● Supplied entries

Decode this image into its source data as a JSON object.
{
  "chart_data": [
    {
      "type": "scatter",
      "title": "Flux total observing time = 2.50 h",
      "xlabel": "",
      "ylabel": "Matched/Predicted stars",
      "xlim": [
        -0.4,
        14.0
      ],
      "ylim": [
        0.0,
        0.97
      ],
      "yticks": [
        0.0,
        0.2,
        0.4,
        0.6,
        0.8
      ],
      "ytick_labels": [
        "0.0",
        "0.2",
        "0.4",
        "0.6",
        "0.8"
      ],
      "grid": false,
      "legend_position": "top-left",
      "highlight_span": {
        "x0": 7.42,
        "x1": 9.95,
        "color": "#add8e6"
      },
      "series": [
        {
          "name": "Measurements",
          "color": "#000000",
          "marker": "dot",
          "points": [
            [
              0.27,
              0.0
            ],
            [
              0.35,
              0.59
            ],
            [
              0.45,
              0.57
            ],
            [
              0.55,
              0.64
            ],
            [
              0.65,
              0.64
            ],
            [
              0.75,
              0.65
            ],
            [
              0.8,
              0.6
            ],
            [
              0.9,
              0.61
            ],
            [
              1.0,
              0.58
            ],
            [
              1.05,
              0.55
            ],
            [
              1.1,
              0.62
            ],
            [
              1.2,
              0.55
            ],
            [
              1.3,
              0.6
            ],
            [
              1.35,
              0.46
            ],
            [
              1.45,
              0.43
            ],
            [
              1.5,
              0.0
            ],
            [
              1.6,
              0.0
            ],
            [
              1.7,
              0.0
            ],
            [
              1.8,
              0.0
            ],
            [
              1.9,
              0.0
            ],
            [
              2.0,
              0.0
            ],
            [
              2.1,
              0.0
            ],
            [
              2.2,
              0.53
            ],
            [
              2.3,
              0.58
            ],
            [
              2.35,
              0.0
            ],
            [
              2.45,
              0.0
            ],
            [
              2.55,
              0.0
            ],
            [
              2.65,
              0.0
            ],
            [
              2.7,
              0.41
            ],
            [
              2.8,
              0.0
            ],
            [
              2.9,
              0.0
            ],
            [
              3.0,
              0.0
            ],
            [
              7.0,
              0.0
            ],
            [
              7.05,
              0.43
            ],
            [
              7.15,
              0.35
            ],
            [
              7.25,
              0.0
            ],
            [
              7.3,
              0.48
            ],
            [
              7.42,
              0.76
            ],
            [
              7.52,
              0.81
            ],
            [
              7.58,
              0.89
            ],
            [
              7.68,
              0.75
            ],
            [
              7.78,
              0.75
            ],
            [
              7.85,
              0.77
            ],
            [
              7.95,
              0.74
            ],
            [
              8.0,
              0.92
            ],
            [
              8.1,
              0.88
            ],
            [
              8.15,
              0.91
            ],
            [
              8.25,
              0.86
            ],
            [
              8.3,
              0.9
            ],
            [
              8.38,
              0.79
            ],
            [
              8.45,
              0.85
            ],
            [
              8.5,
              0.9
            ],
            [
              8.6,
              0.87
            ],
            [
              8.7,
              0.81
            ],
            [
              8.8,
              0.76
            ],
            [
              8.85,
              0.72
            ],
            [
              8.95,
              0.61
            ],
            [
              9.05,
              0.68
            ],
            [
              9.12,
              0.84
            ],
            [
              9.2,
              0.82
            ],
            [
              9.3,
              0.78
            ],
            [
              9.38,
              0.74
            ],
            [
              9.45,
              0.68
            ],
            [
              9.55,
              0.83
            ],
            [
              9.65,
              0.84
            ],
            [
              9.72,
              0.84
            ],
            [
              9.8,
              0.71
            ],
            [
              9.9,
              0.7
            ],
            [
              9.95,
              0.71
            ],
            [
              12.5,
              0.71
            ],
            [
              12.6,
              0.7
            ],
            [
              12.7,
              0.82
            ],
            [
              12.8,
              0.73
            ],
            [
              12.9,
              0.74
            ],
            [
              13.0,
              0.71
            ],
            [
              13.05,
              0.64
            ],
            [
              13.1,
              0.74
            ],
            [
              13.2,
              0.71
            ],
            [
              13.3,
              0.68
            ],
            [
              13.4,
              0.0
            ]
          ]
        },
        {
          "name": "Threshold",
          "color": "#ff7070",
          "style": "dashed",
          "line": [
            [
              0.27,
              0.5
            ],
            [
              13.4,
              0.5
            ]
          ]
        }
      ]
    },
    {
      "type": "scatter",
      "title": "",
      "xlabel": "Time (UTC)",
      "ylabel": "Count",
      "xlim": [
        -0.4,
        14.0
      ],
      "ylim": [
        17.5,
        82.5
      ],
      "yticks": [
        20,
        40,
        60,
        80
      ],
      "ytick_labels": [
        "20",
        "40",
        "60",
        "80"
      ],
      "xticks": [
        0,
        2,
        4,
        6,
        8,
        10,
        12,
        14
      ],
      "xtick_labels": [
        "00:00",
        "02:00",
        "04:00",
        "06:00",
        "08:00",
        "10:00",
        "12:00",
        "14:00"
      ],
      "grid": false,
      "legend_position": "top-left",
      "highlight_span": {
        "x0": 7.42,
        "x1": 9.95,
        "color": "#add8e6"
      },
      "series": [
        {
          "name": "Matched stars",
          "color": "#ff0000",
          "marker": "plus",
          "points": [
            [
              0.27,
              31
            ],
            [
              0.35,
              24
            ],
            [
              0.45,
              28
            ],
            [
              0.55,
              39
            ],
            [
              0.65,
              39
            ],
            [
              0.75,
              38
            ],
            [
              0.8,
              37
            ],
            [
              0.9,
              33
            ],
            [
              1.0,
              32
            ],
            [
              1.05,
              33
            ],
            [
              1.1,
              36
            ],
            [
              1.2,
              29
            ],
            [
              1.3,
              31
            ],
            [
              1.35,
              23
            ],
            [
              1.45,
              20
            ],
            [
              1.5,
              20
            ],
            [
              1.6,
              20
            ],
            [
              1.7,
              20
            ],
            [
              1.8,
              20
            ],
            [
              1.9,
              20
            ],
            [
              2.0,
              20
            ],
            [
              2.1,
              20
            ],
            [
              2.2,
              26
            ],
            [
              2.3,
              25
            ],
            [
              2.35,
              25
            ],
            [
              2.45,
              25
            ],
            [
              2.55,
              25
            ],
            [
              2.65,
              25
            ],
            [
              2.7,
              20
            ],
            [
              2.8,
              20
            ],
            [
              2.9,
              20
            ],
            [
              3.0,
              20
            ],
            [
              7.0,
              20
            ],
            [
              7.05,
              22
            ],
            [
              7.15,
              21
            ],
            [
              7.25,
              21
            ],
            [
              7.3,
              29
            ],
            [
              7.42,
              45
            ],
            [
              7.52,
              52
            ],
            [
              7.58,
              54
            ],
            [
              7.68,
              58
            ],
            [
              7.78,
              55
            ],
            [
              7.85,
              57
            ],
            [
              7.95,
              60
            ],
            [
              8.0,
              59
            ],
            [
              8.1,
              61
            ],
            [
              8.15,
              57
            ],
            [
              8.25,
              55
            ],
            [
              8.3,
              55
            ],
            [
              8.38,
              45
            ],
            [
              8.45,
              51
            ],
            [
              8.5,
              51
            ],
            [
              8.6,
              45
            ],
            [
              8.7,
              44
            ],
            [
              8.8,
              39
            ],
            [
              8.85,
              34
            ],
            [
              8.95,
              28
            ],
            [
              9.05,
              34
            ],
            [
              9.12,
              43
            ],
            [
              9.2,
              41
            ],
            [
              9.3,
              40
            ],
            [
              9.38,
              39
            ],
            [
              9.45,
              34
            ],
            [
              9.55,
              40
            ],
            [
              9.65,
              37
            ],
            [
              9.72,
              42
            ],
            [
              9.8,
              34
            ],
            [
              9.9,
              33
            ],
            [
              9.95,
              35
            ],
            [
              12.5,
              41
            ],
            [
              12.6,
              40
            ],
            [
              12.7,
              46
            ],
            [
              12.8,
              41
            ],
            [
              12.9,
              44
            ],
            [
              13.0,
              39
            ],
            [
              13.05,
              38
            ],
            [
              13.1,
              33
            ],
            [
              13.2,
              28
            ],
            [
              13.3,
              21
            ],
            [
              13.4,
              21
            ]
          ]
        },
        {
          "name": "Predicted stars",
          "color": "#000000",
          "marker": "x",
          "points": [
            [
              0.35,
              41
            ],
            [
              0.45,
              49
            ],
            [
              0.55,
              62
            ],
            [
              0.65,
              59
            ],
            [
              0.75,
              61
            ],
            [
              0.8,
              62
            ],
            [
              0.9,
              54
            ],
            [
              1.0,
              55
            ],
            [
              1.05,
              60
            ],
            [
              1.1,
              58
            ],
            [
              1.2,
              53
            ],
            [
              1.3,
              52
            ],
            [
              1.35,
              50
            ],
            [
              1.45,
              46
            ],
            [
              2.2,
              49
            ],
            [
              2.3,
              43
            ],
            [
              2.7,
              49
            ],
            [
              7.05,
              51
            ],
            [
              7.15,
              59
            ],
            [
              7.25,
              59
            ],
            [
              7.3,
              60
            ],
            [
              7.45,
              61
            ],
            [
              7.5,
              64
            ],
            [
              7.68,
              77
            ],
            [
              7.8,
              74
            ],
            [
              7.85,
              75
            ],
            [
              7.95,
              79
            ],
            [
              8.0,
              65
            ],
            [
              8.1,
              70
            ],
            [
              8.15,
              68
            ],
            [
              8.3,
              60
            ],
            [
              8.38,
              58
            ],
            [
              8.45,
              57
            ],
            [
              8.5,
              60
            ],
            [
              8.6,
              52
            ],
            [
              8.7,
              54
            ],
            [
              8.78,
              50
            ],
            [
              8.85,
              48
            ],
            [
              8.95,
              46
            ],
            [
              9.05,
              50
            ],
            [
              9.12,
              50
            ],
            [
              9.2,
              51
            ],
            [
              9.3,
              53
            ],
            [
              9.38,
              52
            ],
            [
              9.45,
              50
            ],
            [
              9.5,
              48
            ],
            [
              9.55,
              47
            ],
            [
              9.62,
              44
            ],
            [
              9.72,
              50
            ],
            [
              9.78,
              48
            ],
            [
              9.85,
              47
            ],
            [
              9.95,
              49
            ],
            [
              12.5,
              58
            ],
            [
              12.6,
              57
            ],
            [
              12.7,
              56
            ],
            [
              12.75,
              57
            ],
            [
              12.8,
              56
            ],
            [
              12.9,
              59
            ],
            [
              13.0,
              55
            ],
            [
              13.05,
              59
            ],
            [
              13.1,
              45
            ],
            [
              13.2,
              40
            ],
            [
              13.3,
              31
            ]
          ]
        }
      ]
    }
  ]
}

● Prompt
Show the lines from the data above that contain the string "stars".

● Problem solution
      "ylabel": "Matched/Predicted stars",
          "name": "Matched stars",
          "name": "Predicted stars",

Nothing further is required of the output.